------ Provided information ------

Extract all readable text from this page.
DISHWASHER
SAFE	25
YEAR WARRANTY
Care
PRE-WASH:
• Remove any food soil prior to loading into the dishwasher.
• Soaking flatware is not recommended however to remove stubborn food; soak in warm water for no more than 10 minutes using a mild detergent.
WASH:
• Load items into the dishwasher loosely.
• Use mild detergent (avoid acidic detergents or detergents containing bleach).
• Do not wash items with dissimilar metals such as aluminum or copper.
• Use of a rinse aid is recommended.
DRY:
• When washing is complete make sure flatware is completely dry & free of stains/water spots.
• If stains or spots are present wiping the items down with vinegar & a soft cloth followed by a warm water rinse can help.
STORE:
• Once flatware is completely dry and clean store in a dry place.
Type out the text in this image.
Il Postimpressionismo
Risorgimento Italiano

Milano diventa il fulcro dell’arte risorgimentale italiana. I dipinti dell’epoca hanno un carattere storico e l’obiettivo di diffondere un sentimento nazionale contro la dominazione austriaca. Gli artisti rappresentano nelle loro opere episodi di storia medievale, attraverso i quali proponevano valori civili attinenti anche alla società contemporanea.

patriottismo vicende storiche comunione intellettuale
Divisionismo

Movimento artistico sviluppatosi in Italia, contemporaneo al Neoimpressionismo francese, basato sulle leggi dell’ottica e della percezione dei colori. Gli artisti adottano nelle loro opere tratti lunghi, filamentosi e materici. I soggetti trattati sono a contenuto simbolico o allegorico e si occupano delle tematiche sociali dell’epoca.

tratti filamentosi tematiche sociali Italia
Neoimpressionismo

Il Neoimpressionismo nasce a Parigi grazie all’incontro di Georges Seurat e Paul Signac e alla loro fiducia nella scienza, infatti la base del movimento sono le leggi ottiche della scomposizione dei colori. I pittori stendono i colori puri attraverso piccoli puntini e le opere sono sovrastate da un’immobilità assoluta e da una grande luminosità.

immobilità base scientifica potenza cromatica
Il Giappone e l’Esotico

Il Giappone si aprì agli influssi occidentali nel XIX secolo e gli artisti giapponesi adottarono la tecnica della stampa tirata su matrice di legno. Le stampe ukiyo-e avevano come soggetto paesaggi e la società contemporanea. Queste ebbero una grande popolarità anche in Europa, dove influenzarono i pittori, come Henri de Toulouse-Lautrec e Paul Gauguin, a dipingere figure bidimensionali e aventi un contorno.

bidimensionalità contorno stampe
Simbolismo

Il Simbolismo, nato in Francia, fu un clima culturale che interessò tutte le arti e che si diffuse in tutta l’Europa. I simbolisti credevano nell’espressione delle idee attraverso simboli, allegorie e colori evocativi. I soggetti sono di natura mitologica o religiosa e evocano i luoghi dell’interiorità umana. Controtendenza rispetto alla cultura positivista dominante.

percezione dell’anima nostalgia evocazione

------

• [Exercise]: Repeat the records above exactly.

• [Solution]:
Extract all readable text from this page.
DISHWASHER
SAFE	25
YEAR WARRANTY
Care
PRE-WASH:
• Remove any food soil prior to loading into the dishwasher.
• Soaking flatware is not recommended however to remove stubborn food; soak in warm water for no more than 10 minutes using a mild detergent.
WASH:
• Load items into the dishwasher loosely.
• Use mild detergent (avoid acidic detergents or detergents containing bleach).
• Do not wash items with dissimilar metals such as aluminum or copper.
• Use of a rinse aid is recommended.
DRY:
• When washing is complete make sure flatware is completely dry & free of stains/water spots.
• If stains or spots are present wiping the items down with vinegar & a soft cloth followed by a warm water rinse can help.
STORE:
• Once flatware is completely dry and clean store in a dry place.
Type out the text in this image.
Il Postimpressionismo
Risorgimento Italiano

Milano diventa il fulcro dell’arte risorgimentale italiana. I dipinti dell’epoca hanno un carattere storico e l’obiettivo di diffondere un sentimento nazionale contro la dominazione austriaca. Gli artisti rappresentano nelle loro opere episodi di storia medievale, attraverso i quali proponevano valori civili attinenti anche alla società contemporanea.

patriottismo vicende storiche comunione intellettuale
Divisionismo

Movimento artistico sviluppatosi in Italia, contemporaneo al Neoimpressionismo francese, basato sulle leggi dell’ottica e della percezione dei colori. Gli artisti adottano nelle loro opere tratti lunghi, filamentosi e materici. I soggetti trattati sono a contenuto simbolico o allegorico e si occupano delle tematiche sociali dell’epoca.

tratti filamentosi tematiche sociali Italia
Neoimpressionismo

Il Neoimpressionismo nasce a Parigi grazie all’incontro di Georges Seurat e Paul Signac e alla loro fiducia nella scienza, infatti la base del movimento sono le leggi ottiche della scomposizione dei colori. I pittori stendono i colori puri attraverso piccoli puntini e le opere sono sovrastate da un’immobilità assoluta e da una grande luminosità.

immobilità base scientifica potenza cromatica
Il Giappone e l’Esotico

Il Giappone si aprì agli influssi occidentali nel XIX secolo e gli artisti giapponesi adottarono la tecnica della stampa tirata su matrice di legno. Le stampe ukiyo-e avevano come soggetto paesaggi e la società contemporanea. Queste ebbero una grande popolarità anche in Europa, dove influenzarono i pittori, come Henri de Toulouse-Lautrec e Paul Gauguin, a dipingere figure bidimensionali e aventi un contorno.

bidimensionalità contorno stampe
Simbolismo

Il Simbolismo, nato in Francia, fu un clima culturale che interessò tutte le arti e che si diffuse in tutta l’Europa. I simbolisti credevano nell’espressione delle idee attraverso simboli, allegorie e colori evocativi. I soggetti sono di natura mitologica o religiosa e evocano i luoghi dell’interiorità umana. Controtendenza rispetto alla cultura positivista dominante.

percezione dell’anima nostalgia evocazione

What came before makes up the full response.